Data records start

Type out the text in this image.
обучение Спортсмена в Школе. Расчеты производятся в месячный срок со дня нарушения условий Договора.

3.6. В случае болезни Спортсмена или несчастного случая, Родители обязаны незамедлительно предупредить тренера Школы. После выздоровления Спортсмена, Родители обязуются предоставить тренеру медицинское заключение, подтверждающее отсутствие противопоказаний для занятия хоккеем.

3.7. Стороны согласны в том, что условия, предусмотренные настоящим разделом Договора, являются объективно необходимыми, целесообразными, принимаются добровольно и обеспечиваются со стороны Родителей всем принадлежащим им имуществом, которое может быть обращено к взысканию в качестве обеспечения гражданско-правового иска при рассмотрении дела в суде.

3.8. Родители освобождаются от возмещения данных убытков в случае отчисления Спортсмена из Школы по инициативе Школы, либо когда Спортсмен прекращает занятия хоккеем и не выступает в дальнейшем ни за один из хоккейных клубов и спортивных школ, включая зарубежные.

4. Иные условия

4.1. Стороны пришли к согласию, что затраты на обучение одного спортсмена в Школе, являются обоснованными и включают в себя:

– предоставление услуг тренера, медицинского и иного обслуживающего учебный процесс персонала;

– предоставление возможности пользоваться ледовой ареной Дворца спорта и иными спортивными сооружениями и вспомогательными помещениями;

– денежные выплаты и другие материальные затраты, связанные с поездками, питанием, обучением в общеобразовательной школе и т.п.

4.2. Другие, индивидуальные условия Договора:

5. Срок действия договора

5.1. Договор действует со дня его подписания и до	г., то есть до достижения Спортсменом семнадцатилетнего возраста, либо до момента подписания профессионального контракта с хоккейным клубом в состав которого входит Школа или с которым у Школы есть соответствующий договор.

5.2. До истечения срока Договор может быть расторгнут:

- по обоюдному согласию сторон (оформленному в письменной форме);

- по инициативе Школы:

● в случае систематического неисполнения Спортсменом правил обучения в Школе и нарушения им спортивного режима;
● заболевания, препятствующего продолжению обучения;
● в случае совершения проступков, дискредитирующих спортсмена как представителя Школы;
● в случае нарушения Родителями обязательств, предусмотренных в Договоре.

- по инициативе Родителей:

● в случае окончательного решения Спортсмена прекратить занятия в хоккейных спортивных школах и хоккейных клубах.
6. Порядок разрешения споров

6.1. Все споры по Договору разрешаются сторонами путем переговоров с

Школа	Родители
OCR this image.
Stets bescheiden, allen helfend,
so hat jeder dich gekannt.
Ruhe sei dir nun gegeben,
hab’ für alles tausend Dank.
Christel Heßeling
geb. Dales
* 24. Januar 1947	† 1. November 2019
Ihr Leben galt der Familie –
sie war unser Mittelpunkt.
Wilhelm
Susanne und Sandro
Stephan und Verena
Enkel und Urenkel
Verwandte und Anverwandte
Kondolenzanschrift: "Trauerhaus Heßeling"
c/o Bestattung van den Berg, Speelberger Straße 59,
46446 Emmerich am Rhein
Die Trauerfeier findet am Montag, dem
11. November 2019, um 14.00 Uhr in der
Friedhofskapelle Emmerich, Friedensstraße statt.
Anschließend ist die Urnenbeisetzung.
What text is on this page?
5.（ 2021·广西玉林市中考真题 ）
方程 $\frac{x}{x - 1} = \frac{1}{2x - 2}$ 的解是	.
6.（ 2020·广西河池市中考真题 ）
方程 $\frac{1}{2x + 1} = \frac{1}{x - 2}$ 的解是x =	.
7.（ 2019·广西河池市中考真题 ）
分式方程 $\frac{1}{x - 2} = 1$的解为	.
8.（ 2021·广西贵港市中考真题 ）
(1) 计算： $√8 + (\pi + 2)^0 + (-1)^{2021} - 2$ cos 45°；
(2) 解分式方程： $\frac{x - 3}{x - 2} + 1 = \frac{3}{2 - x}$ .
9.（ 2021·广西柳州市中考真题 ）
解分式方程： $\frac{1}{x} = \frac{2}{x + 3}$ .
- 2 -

Data records end

*Task description*:
Scan the lines above for "image", then copy every one that has it.

*Task response*:
Type out the text in this image.
OCR this image.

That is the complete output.